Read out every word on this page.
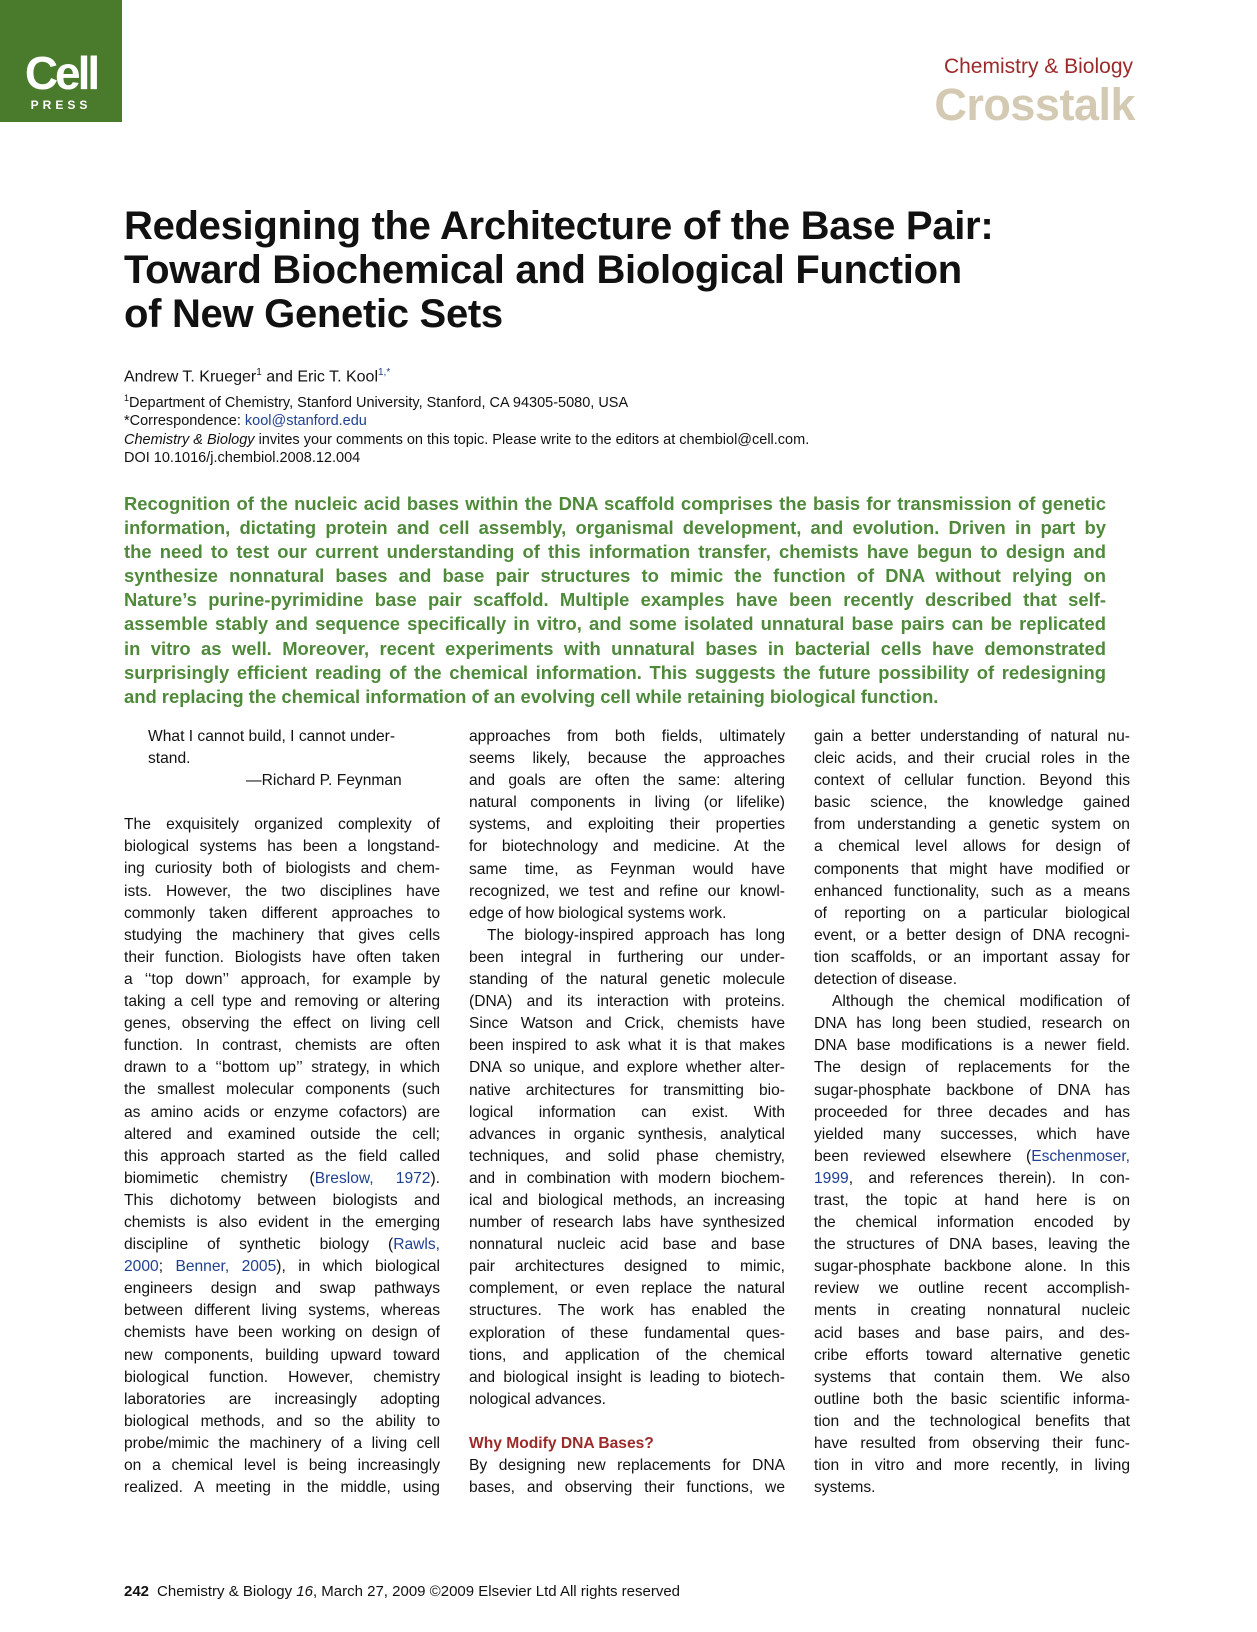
Cell
PRESS
Chemistry & Biology
Crosstalk
Redesigning the Architecture of the Base Pair:
Toward Biochemical and Biological Function
of New Genetic Sets
Andrew T. Krueger$^1$ and Eric T. Kool$^{1,*}$
$^1$Department of Chemistry, Stanford University, Stanford, CA 94305-5080, USA
*Correspondence: kool@stanford.edu
Chemistry & Biology invites your comments on this topic. Please write to the editors at chembiol@cell.com.
DOI 10.1016/j.chembiol.2008.12.004
Recognition of the nucleic acid bases within the DNA scaffold comprises the basis for transmission of genetic
information, dictating protein and cell assembly, organismal development, and evolution. Driven in part by
the need to test our current understanding of this information transfer, chemists have begun to design and
synthesize nonnatural bases and base pair structures to mimic the function of DNA without relying on
Nature’s purine-pyrimidine base pair scaffold. Multiple examples have been recently described that self-
assemble stably and sequence specifically in vitro, and some isolated unnatural base pairs can be replicated
in vitro as well. Moreover, recent experiments with unnatural bases in bacterial cells have demonstrated
surprisingly efficient reading of the chemical information. This suggests the future possibility of redesigning
and replacing the chemical information of an evolving cell while retaining biological function.
What I cannot build, I cannot under-
stand.
—Richard P. Feynman
The exquisitely organized complexity of
biological systems has been a longstand-
ing curiosity both of biologists and chem-
ists. However, the two disciplines have
commonly taken different approaches to
studying the machinery that gives cells
their function. Biologists have often taken
a ‘‘top down’’ approach, for example by
taking a cell type and removing or altering
genes, observing the effect on living cell
function. In contrast, chemists are often
drawn to a ‘‘bottom up’’ strategy, in which
the smallest molecular components (such
as amino acids or enzyme cofactors) are
altered and examined outside the cell;
this approach started as the field called
biomimetic chemistry (Breslow, 1972).
This dichotomy between biologists and
chemists is also evident in the emerging
discipline of synthetic biology (Rawls,
2000; Benner, 2005), in which biological
engineers design and swap pathways
between different living systems, whereas
chemists have been working on design of
new components, building upward toward
biological function. However, chemistry
laboratories are increasingly adopting
biological methods, and so the ability to
probe/mimic the machinery of a living cell
on a chemical level is being increasingly
realized. A meeting in the middle, using
approaches from both fields, ultimately
seems likely, because the approaches
and goals are often the same: altering
natural components in living (or lifelike)
systems, and exploiting their properties
for biotechnology and medicine. At the
same time, as Feynman would have
recognized, we test and refine our knowl-
edge of how biological systems work.
The biology-inspired approach has long
been integral in furthering our under-
standing of the natural genetic molecule
(DNA) and its interaction with proteins.
Since Watson and Crick, chemists have
been inspired to ask what it is that makes
DNA so unique, and explore whether alter-
native architectures for transmitting bio-
logical information can exist. With
advances in organic synthesis, analytical
techniques, and solid phase chemistry,
and in combination with modern biochem-
ical and biological methods, an increasing
number of research labs have synthesized
nonnatural nucleic acid base and base
pair architectures designed to mimic,
complement, or even replace the natural
structures. The work has enabled the
exploration of these fundamental ques-
tions, and application of the chemical
and biological insight is leading to biotech-
nological advances.
Why Modify DNA Bases?
By designing new replacements for DNA
bases, and observing their functions, we
gain a better understanding of natural nu-
cleic acids, and their crucial roles in the
context of cellular function. Beyond this
basic science, the knowledge gained
from understanding a genetic system on
a chemical level allows for design of
components that might have modified or
enhanced functionality, such as a means
of reporting on a particular biological
event, or a better design of DNA recogni-
tion scaffolds, or an important assay for
detection of disease.
Although the chemical modification of
DNA has long been studied, research on
DNA base modifications is a newer field.
The design of replacements for the
sugar-phosphate backbone of DNA has
proceeded for three decades and has
yielded many successes, which have
been reviewed elsewhere (Eschenmoser,
1999, and references therein). In con-
trast, the topic at hand here is on
the chemical information encoded by
the structures of DNA bases, leaving the
sugar-phosphate backbone alone. In this
review we outline recent accomplish-
ments in creating nonnatural nucleic
acid bases and base pairs, and des-
cribe efforts toward alternative genetic
systems that contain them. We also
outline both the basic scientific informa-
tion and the technological benefits that
have resulted from observing their func-
tion in vitro and more recently, in living
systems.
242 Chemistry & Biology 16, March 27, 2009 ©2009 Elsevier Ltd All rights reserved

Instructions for the task: All of the data above should be printed again exactly, though none of the pictures belong in the copy.

Response to the task:
Read out every word on this page.
Cell
PRESS
Chemistry & Biology
Crosstalk
Redesigning the Architecture of the Base Pair:
Toward Biochemical and Biological Function
of New Genetic Sets
Andrew T. Krueger$^1$ and Eric T. Kool$^{1,*}$
$^1$Department of Chemistry, Stanford University, Stanford, CA 94305-5080, USA
*Correspondence: kool@stanford.edu
Chemistry & Biology invites your comments on this topic. Please write to the editors at chembiol@cell.com.
DOI 10.1016/j.chembiol.2008.12.004
Recognition of the nucleic acid bases within the DNA scaffold comprises the basis for transmission of genetic
information, dictating protein and cell assembly, organismal development, and evolution. Driven in part by
the need to test our current understanding of this information transfer, chemists have begun to design and
synthesize nonnatural bases and base pair structures to mimic the function of DNA without relying on
Nature’s purine-pyrimidine base pair scaffold. Multiple examples have been recently described that self-
assemble stably and sequence specifically in vitro, and some isolated unnatural base pairs can be replicated
in vitro as well. Moreover, recent experiments with unnatural bases in bacterial cells have demonstrated
surprisingly efficient reading of the chemical information. This suggests the future possibility of redesigning
and replacing the chemical information of an evolving cell while retaining biological function.
What I cannot build, I cannot under-
stand.
—Richard P. Feynman
The exquisitely organized complexity of
biological systems has been a longstand-
ing curiosity both of biologists and chem-
ists. However, the two disciplines have
commonly taken different approaches to
studying the machinery that gives cells
their function. Biologists have often taken
a ‘‘top down’’ approach, for example by
taking a cell type and removing or altering
genes, observing the effect on living cell
function. In contrast, chemists are often
drawn to a ‘‘bottom up’’ strategy, in which
the smallest molecular components (such
as amino acids or enzyme cofactors) are
altered and examined outside the cell;
this approach started as the field called
biomimetic chemistry (Breslow, 1972).
This dichotomy between biologists and
chemists is also evident in the emerging
discipline of synthetic biology (Rawls,
2000; Benner, 2005), in which biological
engineers design and swap pathways
between different living systems, whereas
chemists have been working on design of
new components, building upward toward
biological function. However, chemistry
laboratories are increasingly adopting
biological methods, and so the ability to
probe/mimic the machinery of a living cell
on a chemical level is being increasingly
realized. A meeting in the middle, using
approaches from both fields, ultimately
seems likely, because the approaches
and goals are often the same: altering
natural components in living (or lifelike)
systems, and exploiting their properties
for biotechnology and medicine. At the
same time, as Feynman would have
recognized, we test and refine our knowl-
edge of how biological systems work.
The biology-inspired approach has long
been integral in furthering our under-
standing of the natural genetic molecule
(DNA) and its interaction with proteins.
Since Watson and Crick, chemists have
been inspired to ask what it is that makes
DNA so unique, and explore whether alter-
native architectures for transmitting bio-
logical information can exist. With
advances in organic synthesis, analytical
techniques, and solid phase chemistry,
and in combination with modern biochem-
ical and biological methods, an increasing
number of research labs have synthesized
nonnatural nucleic acid base and base
pair architectures designed to mimic,
complement, or even replace the natural
structures. The work has enabled the
exploration of these fundamental ques-
tions, and application of the chemical
and biological insight is leading to biotech-
nological advances.
Why Modify DNA Bases?
By designing new replacements for DNA
bases, and observing their functions, we
gain a better understanding of natural nu-
cleic acids, and their crucial roles in the
context of cellular function. Beyond this
basic science, the knowledge gained
from understanding a genetic system on
a chemical level allows for design of
components that might have modified or
enhanced functionality, such as a means
of reporting on a particular biological
event, or a better design of DNA recogni-
tion scaffolds, or an important assay for
detection of disease.
Although the chemical modification of
DNA has long been studied, research on
DNA base modifications is a newer field.
The design of replacements for the
sugar-phosphate backbone of DNA has
proceeded for three decades and has
yielded many successes, which have
been reviewed elsewhere (Eschenmoser,
1999, and references therein). In con-
trast, the topic at hand here is on
the chemical information encoded by
the structures of DNA bases, leaving the
sugar-phosphate backbone alone. In this
review we outline recent accomplish-
ments in creating nonnatural nucleic
acid bases and base pairs, and des-
cribe efforts toward alternative genetic
systems that contain them. We also
outline both the basic scientific informa-
tion and the technological benefits that
have resulted from observing their func-
tion in vitro and more recently, in living
systems.
242 Chemistry & Biology 16, March 27, 2009 ©2009 Elsevier Ltd All rights reserved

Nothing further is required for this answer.